#### [Exercise goal]
Go through the entries below and copy each line containing the word "with".

#### [Dataset content]
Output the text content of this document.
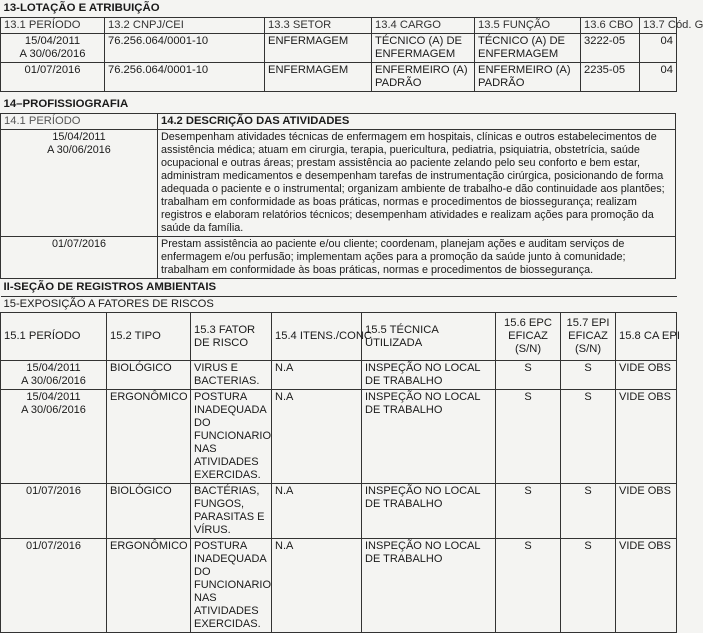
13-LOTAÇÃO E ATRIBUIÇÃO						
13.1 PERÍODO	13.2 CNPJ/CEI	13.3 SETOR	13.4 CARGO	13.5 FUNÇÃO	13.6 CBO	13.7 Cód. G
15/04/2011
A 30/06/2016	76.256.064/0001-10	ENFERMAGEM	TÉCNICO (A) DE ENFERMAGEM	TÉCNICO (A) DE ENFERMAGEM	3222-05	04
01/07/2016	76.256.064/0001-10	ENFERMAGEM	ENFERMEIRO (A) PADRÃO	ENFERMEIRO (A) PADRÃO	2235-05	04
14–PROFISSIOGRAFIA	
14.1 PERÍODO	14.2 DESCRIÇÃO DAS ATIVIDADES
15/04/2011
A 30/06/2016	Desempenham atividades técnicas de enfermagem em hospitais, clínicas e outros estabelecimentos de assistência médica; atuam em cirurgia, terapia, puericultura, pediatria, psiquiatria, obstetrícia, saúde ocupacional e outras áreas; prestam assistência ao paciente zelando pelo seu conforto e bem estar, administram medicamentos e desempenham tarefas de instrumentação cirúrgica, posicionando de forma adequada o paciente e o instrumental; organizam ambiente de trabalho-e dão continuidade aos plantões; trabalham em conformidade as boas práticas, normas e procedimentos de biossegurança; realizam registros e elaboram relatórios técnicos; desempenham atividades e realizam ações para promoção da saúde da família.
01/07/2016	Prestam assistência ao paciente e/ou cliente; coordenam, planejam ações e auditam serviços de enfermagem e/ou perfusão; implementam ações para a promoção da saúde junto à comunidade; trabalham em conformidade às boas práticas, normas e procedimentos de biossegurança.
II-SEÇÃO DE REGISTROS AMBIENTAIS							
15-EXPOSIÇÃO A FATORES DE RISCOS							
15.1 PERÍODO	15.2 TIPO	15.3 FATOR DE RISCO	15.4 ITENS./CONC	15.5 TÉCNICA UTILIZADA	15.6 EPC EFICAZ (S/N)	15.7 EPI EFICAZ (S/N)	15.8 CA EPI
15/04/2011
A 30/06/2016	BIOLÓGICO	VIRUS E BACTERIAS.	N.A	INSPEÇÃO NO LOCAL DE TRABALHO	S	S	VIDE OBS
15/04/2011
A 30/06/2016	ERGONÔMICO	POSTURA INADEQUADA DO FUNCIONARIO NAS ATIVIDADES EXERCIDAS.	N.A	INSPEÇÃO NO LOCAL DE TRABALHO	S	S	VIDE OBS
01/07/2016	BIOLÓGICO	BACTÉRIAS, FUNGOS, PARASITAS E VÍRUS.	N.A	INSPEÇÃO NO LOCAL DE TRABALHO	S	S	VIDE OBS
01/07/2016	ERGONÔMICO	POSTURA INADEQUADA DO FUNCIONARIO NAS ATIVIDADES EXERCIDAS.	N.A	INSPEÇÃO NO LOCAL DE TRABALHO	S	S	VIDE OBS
--
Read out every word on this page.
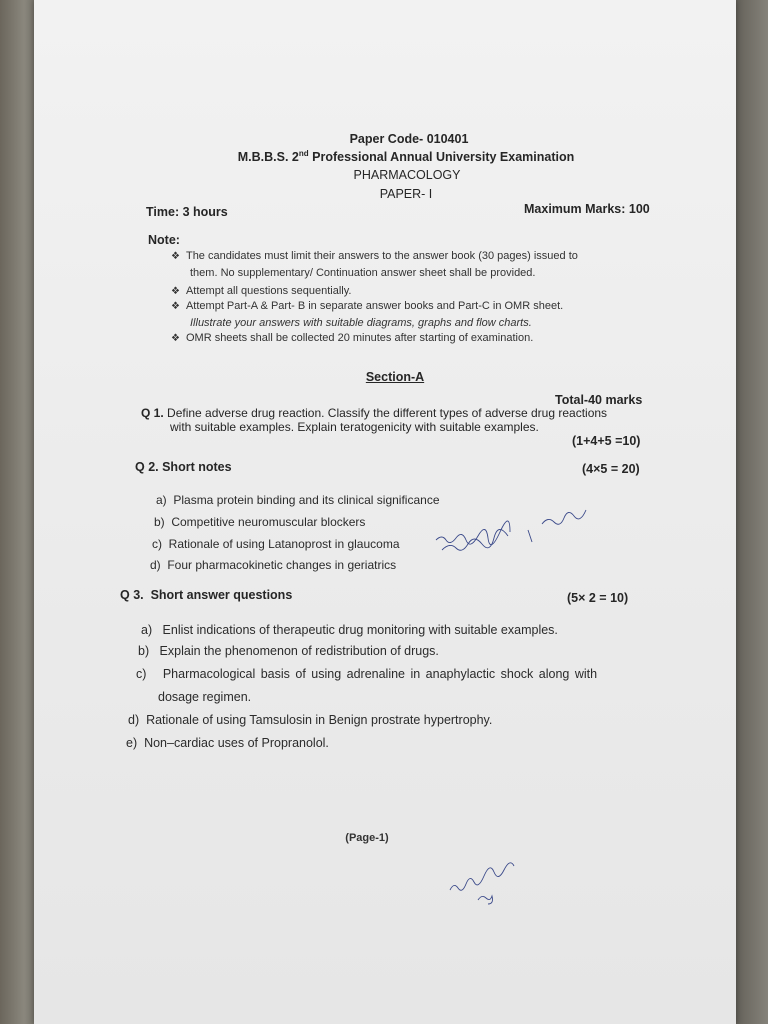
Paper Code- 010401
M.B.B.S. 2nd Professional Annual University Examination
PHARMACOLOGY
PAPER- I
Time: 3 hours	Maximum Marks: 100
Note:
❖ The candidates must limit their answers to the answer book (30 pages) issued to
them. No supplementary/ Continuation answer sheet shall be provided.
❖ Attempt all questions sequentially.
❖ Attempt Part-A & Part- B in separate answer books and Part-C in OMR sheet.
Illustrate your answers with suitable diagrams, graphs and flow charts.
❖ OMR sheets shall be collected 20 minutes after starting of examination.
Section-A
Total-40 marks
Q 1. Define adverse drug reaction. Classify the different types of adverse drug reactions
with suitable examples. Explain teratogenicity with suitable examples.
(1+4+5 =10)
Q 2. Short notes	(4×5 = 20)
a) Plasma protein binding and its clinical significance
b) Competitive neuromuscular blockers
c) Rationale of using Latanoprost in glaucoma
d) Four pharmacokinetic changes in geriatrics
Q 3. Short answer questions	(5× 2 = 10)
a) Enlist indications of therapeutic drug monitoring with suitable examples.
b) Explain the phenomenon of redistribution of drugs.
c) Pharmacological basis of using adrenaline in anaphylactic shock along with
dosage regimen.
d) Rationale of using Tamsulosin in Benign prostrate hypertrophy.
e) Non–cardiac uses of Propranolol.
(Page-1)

#### [Solution to the problem]
Illustrate your answers with suitable diagrams, graphs and flow charts.
with suitable examples. Explain teratogenicity with suitable examples.
a) Enlist indications of therapeutic drug monitoring with suitable examples.
c) Pharmacological basis of using adrenaline in anaphylactic shock along with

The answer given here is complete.